▸ What you will do
Which lines in the rows below contain the word "everything"? Pick out each one and copy it in full.

▸ Data for this task
Begin
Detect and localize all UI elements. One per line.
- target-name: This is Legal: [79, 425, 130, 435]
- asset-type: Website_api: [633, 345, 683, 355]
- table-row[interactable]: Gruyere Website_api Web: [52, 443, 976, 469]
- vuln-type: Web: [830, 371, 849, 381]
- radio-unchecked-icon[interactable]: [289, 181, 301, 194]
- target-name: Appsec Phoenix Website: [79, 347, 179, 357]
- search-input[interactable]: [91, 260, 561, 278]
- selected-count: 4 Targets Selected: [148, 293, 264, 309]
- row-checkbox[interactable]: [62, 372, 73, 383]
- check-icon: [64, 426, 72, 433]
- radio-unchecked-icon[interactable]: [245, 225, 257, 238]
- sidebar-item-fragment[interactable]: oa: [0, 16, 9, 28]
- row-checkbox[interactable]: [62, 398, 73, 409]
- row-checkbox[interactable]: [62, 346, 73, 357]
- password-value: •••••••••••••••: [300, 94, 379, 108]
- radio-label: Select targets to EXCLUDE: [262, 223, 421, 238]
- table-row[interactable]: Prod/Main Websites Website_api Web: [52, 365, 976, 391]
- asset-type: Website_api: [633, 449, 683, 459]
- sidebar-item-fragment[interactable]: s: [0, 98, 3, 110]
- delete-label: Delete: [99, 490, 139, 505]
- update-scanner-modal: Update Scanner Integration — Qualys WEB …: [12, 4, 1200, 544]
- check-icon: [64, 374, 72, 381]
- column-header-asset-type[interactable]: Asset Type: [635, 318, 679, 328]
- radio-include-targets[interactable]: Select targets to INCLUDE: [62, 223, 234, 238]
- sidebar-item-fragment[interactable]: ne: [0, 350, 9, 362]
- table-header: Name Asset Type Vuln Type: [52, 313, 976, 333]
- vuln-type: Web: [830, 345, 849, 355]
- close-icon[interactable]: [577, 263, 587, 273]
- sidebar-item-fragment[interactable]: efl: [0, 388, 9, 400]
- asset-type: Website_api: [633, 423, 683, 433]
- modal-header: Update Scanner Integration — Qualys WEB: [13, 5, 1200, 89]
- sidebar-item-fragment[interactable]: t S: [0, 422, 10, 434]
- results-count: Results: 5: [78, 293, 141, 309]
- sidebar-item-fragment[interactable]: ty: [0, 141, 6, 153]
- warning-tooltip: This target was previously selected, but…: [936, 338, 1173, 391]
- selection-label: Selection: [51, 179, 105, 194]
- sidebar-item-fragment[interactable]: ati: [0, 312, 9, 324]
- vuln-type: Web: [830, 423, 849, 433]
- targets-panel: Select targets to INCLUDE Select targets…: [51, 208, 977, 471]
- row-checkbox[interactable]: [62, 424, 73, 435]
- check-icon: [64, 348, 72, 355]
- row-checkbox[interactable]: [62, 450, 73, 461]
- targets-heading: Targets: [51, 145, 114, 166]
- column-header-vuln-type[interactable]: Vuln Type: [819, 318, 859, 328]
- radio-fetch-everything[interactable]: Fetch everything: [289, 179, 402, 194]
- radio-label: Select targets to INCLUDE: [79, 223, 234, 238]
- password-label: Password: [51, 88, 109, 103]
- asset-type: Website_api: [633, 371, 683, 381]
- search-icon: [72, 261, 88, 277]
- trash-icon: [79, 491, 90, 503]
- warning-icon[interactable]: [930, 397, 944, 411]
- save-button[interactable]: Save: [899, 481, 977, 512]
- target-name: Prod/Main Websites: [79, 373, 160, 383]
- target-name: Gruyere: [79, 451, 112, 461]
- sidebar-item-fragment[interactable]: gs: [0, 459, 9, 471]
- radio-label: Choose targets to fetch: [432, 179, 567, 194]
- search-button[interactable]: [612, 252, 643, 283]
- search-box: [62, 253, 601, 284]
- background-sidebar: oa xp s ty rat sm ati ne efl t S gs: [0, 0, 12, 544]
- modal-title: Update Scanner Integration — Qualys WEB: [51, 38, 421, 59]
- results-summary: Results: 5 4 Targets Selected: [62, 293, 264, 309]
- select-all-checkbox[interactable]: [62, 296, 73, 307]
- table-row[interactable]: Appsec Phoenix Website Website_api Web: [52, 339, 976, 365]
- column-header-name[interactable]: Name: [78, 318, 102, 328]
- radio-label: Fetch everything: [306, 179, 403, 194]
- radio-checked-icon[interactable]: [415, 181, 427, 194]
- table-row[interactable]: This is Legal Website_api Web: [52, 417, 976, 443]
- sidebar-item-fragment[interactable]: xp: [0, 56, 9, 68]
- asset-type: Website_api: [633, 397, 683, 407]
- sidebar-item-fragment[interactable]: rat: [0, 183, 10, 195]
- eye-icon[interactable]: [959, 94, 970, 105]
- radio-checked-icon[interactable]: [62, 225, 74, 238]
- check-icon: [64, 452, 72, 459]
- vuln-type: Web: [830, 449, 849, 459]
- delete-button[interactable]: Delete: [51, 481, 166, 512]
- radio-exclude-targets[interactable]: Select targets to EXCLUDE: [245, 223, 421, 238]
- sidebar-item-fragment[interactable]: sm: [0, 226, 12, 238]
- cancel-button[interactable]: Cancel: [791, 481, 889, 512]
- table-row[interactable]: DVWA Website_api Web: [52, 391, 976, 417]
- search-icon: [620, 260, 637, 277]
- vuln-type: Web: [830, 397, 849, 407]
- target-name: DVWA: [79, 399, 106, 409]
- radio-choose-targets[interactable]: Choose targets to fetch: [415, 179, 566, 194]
End
▸ Result
- radio-fetch-everything[interactable]: Fetch everything: [289, 179, 402, 194]
- radio-label: Fetch everything: [306, 179, 403, 194]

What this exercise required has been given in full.